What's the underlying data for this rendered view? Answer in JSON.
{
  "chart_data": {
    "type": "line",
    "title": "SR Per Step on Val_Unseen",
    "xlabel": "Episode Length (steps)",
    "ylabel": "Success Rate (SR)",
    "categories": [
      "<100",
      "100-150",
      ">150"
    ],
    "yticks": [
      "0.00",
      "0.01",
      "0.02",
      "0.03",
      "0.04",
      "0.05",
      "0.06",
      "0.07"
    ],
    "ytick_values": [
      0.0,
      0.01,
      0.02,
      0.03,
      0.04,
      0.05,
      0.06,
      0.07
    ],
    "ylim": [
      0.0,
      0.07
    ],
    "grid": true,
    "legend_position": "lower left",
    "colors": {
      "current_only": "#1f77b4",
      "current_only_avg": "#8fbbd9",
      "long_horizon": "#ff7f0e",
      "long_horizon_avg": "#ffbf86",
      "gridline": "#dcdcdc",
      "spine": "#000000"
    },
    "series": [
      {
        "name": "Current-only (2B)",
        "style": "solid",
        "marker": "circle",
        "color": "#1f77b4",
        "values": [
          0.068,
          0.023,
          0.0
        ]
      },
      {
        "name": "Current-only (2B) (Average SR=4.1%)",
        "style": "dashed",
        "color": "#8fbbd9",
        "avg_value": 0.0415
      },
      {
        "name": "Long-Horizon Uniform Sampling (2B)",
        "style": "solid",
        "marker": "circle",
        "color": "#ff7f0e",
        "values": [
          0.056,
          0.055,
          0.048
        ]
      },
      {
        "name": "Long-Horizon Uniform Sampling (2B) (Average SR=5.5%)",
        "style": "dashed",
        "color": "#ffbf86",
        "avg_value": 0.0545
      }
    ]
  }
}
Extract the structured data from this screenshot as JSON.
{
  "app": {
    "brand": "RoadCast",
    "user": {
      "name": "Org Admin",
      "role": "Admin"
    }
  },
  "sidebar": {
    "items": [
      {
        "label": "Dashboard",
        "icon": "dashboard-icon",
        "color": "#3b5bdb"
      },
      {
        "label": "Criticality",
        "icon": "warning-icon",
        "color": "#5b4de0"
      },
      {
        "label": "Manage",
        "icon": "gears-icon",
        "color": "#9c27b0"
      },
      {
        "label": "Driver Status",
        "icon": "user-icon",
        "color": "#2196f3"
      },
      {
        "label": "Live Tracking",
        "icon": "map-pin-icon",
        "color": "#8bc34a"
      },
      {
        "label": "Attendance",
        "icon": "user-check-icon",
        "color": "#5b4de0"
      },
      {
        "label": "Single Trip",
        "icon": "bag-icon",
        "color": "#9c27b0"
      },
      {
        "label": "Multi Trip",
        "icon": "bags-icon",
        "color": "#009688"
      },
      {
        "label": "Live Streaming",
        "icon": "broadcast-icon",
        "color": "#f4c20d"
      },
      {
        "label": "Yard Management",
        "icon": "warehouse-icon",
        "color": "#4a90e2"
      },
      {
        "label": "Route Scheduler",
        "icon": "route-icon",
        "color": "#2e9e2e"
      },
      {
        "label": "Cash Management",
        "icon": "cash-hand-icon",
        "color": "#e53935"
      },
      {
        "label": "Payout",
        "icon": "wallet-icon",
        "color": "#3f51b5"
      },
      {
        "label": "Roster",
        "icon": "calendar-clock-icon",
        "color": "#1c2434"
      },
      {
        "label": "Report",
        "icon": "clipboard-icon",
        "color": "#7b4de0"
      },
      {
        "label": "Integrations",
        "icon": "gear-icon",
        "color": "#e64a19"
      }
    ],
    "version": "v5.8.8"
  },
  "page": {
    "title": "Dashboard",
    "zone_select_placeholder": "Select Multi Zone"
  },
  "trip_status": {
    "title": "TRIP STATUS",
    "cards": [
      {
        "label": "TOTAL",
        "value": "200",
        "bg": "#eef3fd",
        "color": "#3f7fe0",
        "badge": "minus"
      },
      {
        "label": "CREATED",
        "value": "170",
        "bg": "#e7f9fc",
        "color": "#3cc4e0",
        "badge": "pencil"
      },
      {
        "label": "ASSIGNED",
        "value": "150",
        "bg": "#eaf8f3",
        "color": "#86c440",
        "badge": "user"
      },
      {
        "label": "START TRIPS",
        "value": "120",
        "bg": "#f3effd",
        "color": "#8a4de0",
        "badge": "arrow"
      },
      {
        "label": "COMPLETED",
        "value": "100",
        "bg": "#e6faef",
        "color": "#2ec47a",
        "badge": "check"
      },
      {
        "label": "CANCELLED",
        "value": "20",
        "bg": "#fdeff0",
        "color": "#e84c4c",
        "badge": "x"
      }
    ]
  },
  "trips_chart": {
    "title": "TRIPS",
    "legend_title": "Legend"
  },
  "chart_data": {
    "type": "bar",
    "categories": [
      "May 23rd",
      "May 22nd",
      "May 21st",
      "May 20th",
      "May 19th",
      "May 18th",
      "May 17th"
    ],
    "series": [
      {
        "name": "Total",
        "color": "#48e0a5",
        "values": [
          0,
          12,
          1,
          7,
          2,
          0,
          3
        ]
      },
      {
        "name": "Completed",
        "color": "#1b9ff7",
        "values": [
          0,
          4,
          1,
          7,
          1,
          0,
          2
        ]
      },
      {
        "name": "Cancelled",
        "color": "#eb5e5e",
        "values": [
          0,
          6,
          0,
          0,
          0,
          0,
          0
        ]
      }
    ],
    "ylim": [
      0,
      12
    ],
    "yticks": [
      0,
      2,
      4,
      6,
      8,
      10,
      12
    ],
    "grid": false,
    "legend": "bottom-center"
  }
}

WRITTEN PROBLEM: Extract the full listing and reproduce each line exactly.

EXERCISE SOLUTION:
What's the underlying data for this rendered view? Answer in JSON.
{
  "chart_data": {
    "type": "line",
    "title": "SR Per Step on Val_Unseen",
    "xlabel": "Episode Length (steps)",
    "ylabel": "Success Rate (SR)",
    "categories": [
      "<100",
      "100-150",
      ">150"
    ],
    "yticks": [
      "0.00",
      "0.01",
      "0.02",
      "0.03",
      "0.04",
      "0.05",
      "0.06",
      "0.07"
    ],
    "ytick_values": [
      0.0,
      0.01,
      0.02,
      0.03,
      0.04,
      0.05,
      0.06,
      0.07
    ],
    "ylim": [
      0.0,
      0.07
    ],
    "grid": true,
    "legend_position": "lower left",
    "colors": {
      "current_only": "#1f77b4",
      "current_only_avg": "#8fbbd9",
      "long_horizon": "#ff7f0e",
      "long_horizon_avg": "#ffbf86",
      "gridline": "#dcdcdc",
      "spine": "#000000"
    },
    "series": [
      {
        "name": "Current-only (2B)",
        "style": "solid",
        "marker": "circle",
        "color": "#1f77b4",
        "values": [
          0.068,
          0.023,
          0.0
        ]
      },
      {
        "name": "Current-only (2B) (Average SR=4.1%)",
        "style": "dashed",
        "color": "#8fbbd9",
        "avg_value": 0.0415
      },
      {
        "name": "Long-Horizon Uniform Sampling (2B)",
        "style": "solid",
        "marker": "circle",
        "color": "#ff7f0e",
        "values": [
          0.056,
          0.055,
          0.048
        ]
      },
      {
        "name": "Long-Horizon Uniform Sampling (2B) (Average SR=5.5%)",
        "style": "dashed",
        "color": "#ffbf86",
        "avg_value": 0.0545
      }
    ]
  }
}
Extract the structured data from this screenshot as JSON.
{
  "app": {
    "brand": "RoadCast",
    "user": {
      "name": "Org Admin",
      "role": "Admin"
    }
  },
  "sidebar": {
    "items": [
      {
        "label": "Dashboard",
        "icon": "dashboard-icon",
        "color": "#3b5bdb"
      },
      {
        "label": "Criticality",
        "icon": "warning-icon",
        "color": "#5b4de0"
      },
      {
        "label": "Manage",
        "icon": "gears-icon",
        "color": "#9c27b0"
      },
      {
        "label": "Driver Status",
        "icon": "user-icon",
        "color": "#2196f3"
      },
      {
        "label": "Live Tracking",
        "icon": "map-pin-icon",
        "color": "#8bc34a"
      },
      {
        "label": "Attendance",
        "icon": "user-check-icon",
        "color": "#5b4de0"
      },
      {
        "label": "Single Trip",
        "icon": "bag-icon",
        "color": "#9c27b0"
      },
      {
        "label": "Multi Trip",
        "icon": "bags-icon",
        "color": "#009688"
      },
      {
        "label": "Live Streaming",
        "icon": "broadcast-icon",
        "color": "#f4c20d"
      },
      {
        "label": "Yard Management",
        "icon": "warehouse-icon",
        "color": "#4a90e2"
      },
      {
        "label": "Route Scheduler",
        "icon": "route-icon",
        "color": "#2e9e2e"
      },
      {
        "label": "Cash Management",
        "icon": "cash-hand-icon",
        "color": "#e53935"
      },
      {
        "label": "Payout",
        "icon": "wallet-icon",
        "color": "#3f51b5"
      },
      {
        "label": "Roster",
        "icon": "calendar-clock-icon",
        "color": "#1c2434"
      },
      {
        "label": "Report",
        "icon": "clipboard-icon",
        "color": "#7b4de0"
      },
      {
        "label": "Integrations",
        "icon": "gear-icon",
        "color": "#e64a19"
      }
    ],
    "version": "v5.8.8"
  },
  "page": {
    "title": "Dashboard",
    "zone_select_placeholder": "Select Multi Zone"
  },
  "trip_status": {
    "title": "TRIP STATUS",
    "cards": [
      {
        "label": "TOTAL",
        "value": "200",
        "bg": "#eef3fd",
        "color": "#3f7fe0",
        "badge": "minus"
      },
      {
        "label": "CREATED",
        "value": "170",
        "bg": "#e7f9fc",
        "color": "#3cc4e0",
        "badge": "pencil"
      },
      {
        "label": "ASSIGNED",
        "value": "150",
        "bg": "#eaf8f3",
        "color": "#86c440",
        "badge": "user"
      },
      {
        "label": "START TRIPS",
        "value": "120",
        "bg": "#f3effd",
        "color": "#8a4de0",
        "badge": "arrow"
      },
      {
        "label": "COMPLETED",
        "value": "100",
        "bg": "#e6faef",
        "color": "#2ec47a",
        "badge": "check"
      },
      {
        "label": "CANCELLED",
        "value": "20",
        "bg": "#fdeff0",
        "color": "#e84c4c",
        "badge": "x"
      }
    ]
  },
  "trips_chart": {
    "title": "TRIPS",
    "legend_title": "Legend"
  },
  "chart_data": {
    "type": "bar",
    "categories": [
      "May 23rd",
      "May 22nd",
      "May 21st",
      "May 20th",
      "May 19th",
      "May 18th",
      "May 17th"
    ],
    "series": [
      {
        "name": "Total",
        "color": "#48e0a5",
        "values": [
          0,
          12,
          1,
          7,
          2,
          0,
          3
        ]
      },
      {
        "name": "Completed",
        "color": "#1b9ff7",
        "values": [
          0,
          4,
          1,
          7,
          1,
          0,
          2
        ]
      },
      {
        "name": "Cancelled",
        "color": "#eb5e5e",
        "values": [
          0,
          6,
          0,
          0,
          0,
          0,
          0
        ]
      }
    ],
    "ylim": [
      0,
      12
    ],
    "yticks": [
      0,
      2,
      4,
      6,
      8,
      10,
      12
    ],
    "grid": false,
    "legend": "bottom-center"
  }
}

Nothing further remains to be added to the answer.